## [INSTRUCTIONS FOR THE TASK]
Show all lines holding the string "name".

## [INPUT ROWS]
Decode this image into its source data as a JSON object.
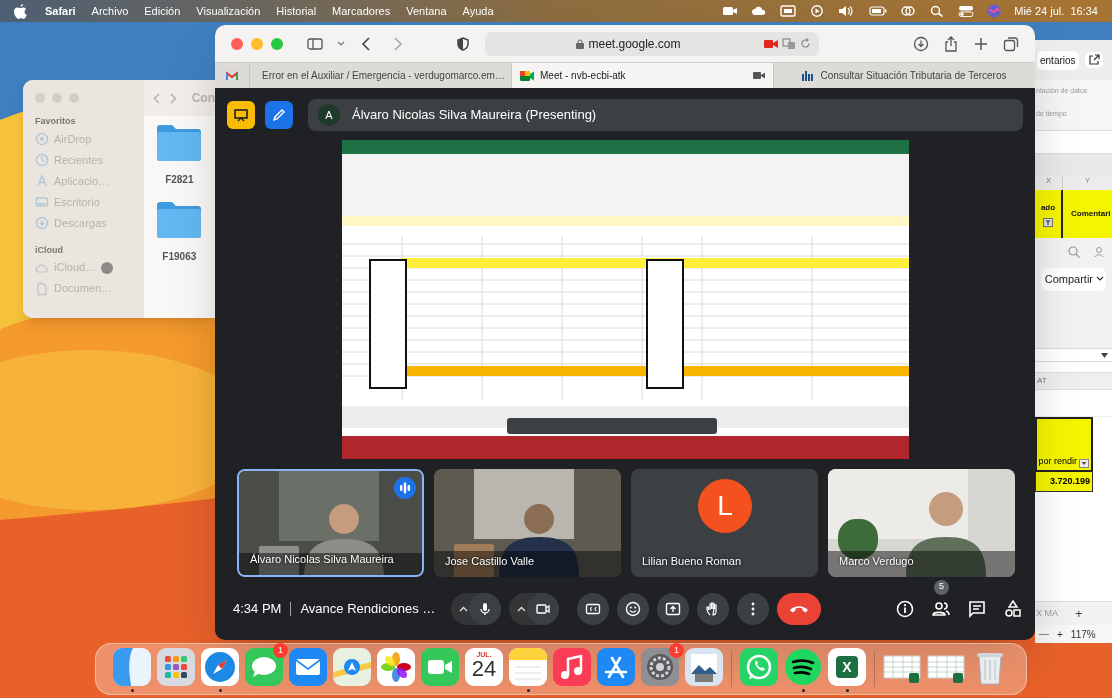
{
  "menu_bar": {
    "app": "Safari",
    "menus": [
      "Archivo",
      "Edición",
      "Visualización",
      "Historial",
      "Marcadores",
      "Ventana",
      "Ayuda"
    ],
    "clock": "Mié 24 jul.  16:34"
  },
  "finder": {
    "path_title": "Con",
    "sidebar": [
      {
        "heading": "Favoritos",
        "items": [
          {
            "label": "AirDrop",
            "kind": "airdrop"
          },
          {
            "label": "Recientes",
            "kind": "recents"
          },
          {
            "label": "Aplicacio…",
            "kind": "apps"
          },
          {
            "label": "Escritorio",
            "kind": "desktop"
          },
          {
            "label": "Descargas",
            "kind": "downloads"
          }
        ]
      },
      {
        "heading": "iCloud",
        "items": [
          {
            "label": "iCloud…",
            "kind": "icloud"
          },
          {
            "label": "Documen…",
            "kind": "document"
          }
        ]
      }
    ],
    "folders": [
      "F2821",
      "F19063"
    ]
  },
  "excel_window": {
    "toolbar_button": "entarios",
    "ribbon_texts": [
      "ntación de datos",
      "de tiempo"
    ],
    "column_headers": [
      "X",
      "Y"
    ],
    "header_cells": [
      "ado",
      "Comentari"
    ],
    "share_button": "Compartir",
    "column_header_2": "AT",
    "total_label": "por rendir",
    "total_value": "3.720.199",
    "sheet_tab": "X MA",
    "add_sheet": "+",
    "zoom_in": "+",
    "zoom_level": "117%"
  },
  "browser": {
    "address": "meet.google.com",
    "tabs": [
      {
        "title": "Error en el Auxiliar / Emergencia - verdugomarco.em…",
        "kind": "mail",
        "selected": false
      },
      {
        "title": "Meet - nvb-ecbi-atk",
        "kind": "meet",
        "selected": true
      },
      {
        "title": "Consultar Situación Tributaria de Terceros",
        "kind": "tax",
        "selected": false
      }
    ]
  },
  "meet": {
    "presenter_initial": "A",
    "presenter_label": "Álvaro Nicolas Silva Maureira (Presenting)",
    "participants": [
      {
        "name": "Álvaro Nicolas Silva Maureira",
        "kind": "video",
        "speaking": true
      },
      {
        "name": "Jose Castillo Valle",
        "kind": "video",
        "speaking": false
      },
      {
        "name": "Lilian Bueno Roman",
        "kind": "avatar",
        "initial": "L",
        "speaking": false
      },
      {
        "name": "Marco Verdugo",
        "kind": "video",
        "speaking": false
      }
    ],
    "time": "4:34 PM",
    "meeting_title": "Avance Rendiciones …",
    "people_count": "5"
  },
  "dock": {
    "sections": [
      {
        "items": [
          {
            "kind": "finder",
            "running": true
          },
          {
            "kind": "launchpad",
            "running": false
          },
          {
            "kind": "safari",
            "running": true
          },
          {
            "kind": "messages",
            "running": false,
            "badge": "1"
          },
          {
            "kind": "mail",
            "running": false
          },
          {
            "kind": "maps",
            "running": false
          },
          {
            "kind": "photos",
            "running": false
          },
          {
            "kind": "facetime",
            "running": false
          },
          {
            "kind": "calendar",
            "running": false,
            "month": "JUL.",
            "day": "24"
          },
          {
            "kind": "notes",
            "running": true
          },
          {
            "kind": "music",
            "running": false
          },
          {
            "kind": "appstore",
            "running": false
          },
          {
            "kind": "settings",
            "running": false,
            "badge": "1"
          },
          {
            "kind": "preview",
            "running": false
          }
        ]
      },
      {
        "items": [
          {
            "kind": "whatsapp",
            "running": false
          },
          {
            "kind": "spotify",
            "running": true
          },
          {
            "kind": "excel",
            "running": true,
            "glyph": "X"
          }
        ]
      },
      {
        "items": [
          {
            "kind": "thumbnail",
            "running": false
          },
          {
            "kind": "thumbnail",
            "running": false
          },
          {
            "kind": "trash",
            "running": false
          }
        ]
      }
    ]
  }
}
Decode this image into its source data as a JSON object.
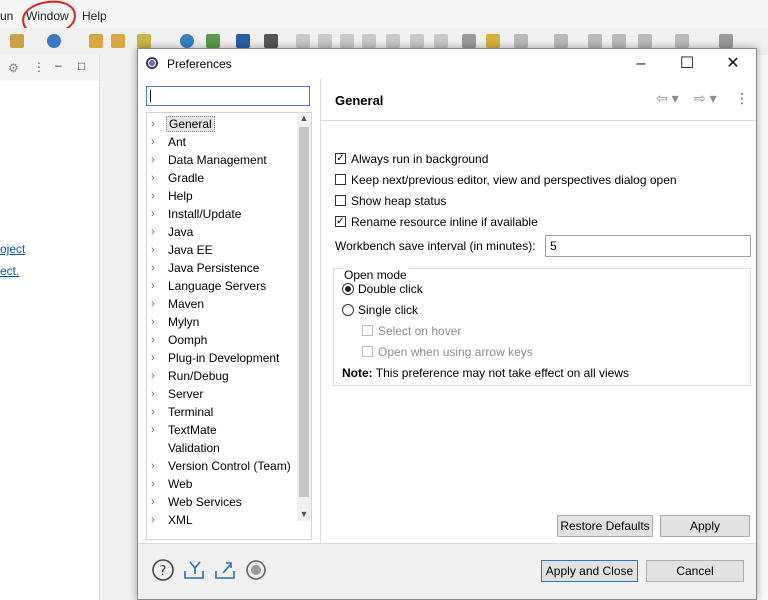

## [ANSWER BELOW]
        "name": "Álvaro Nicolas Silva Maureira",
        "name": "Jose Castillo Valle",
        "name": "Lilian Bueno Roman",
        "name": "Marco Verdugo",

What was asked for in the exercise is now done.